# [INSTRUCTIONS TO FOLLOW]
Look through the material and copy each line holding "Corners".

• • •

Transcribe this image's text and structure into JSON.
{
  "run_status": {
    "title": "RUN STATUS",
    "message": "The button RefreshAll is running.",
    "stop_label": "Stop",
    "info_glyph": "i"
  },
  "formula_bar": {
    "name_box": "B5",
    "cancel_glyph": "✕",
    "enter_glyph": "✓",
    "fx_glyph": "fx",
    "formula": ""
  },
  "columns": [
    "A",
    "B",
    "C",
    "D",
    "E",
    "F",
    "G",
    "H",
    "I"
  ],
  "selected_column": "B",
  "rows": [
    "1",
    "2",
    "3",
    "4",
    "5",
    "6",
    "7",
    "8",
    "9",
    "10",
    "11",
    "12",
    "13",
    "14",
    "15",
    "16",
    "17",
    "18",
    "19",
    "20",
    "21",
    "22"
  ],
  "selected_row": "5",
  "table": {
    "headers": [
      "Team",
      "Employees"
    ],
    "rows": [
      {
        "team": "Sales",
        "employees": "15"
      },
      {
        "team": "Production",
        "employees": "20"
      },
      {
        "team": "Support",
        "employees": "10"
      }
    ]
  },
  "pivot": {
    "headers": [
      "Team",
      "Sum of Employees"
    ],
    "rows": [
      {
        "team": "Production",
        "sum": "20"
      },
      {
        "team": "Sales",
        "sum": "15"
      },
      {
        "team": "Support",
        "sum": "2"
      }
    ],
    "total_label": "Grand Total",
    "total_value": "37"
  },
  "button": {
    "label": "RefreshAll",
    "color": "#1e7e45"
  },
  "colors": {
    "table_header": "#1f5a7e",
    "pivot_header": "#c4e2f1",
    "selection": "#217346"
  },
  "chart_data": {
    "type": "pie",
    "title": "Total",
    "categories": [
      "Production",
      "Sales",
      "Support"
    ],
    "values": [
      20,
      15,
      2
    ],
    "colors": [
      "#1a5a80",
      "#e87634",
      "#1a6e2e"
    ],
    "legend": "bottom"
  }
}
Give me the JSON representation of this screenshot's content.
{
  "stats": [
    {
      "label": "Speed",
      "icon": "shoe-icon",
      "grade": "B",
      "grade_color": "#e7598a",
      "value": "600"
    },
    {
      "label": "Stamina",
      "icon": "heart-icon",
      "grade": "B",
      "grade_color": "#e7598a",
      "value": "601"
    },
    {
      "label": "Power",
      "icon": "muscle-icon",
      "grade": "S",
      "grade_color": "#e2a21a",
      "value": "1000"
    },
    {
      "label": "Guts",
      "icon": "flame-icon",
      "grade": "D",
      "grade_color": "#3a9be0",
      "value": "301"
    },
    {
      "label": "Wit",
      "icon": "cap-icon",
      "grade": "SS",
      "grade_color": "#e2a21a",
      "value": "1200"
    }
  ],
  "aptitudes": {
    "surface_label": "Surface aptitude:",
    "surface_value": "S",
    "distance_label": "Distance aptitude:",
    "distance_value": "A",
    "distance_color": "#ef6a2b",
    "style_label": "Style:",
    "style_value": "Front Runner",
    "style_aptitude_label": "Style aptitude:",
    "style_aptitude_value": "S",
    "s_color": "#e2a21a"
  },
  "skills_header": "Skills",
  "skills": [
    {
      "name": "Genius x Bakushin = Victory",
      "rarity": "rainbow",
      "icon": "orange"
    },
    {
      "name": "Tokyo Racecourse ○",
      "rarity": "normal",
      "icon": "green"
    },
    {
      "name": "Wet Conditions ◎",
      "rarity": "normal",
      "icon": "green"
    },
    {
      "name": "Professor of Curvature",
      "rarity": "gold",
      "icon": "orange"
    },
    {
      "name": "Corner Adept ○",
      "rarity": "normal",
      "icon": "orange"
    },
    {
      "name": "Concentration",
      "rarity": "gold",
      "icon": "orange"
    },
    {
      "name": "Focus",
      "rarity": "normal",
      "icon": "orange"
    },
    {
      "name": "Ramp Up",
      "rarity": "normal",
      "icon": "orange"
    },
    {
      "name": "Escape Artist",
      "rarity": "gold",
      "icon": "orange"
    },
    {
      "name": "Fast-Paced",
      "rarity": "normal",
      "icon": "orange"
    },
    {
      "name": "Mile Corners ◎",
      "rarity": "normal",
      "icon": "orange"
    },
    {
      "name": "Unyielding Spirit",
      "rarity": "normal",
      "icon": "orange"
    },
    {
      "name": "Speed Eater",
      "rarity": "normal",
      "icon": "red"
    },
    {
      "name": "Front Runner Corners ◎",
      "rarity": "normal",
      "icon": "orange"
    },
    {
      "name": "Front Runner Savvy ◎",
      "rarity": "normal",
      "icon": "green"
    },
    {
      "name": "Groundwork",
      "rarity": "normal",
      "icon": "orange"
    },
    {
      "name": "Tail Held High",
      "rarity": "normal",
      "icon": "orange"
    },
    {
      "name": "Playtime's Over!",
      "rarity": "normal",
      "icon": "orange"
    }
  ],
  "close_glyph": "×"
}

• • •

# [TASK OUTPUT]
      "name": "Mile Corners ◎",
      "name": "Front Runner Corners ◎",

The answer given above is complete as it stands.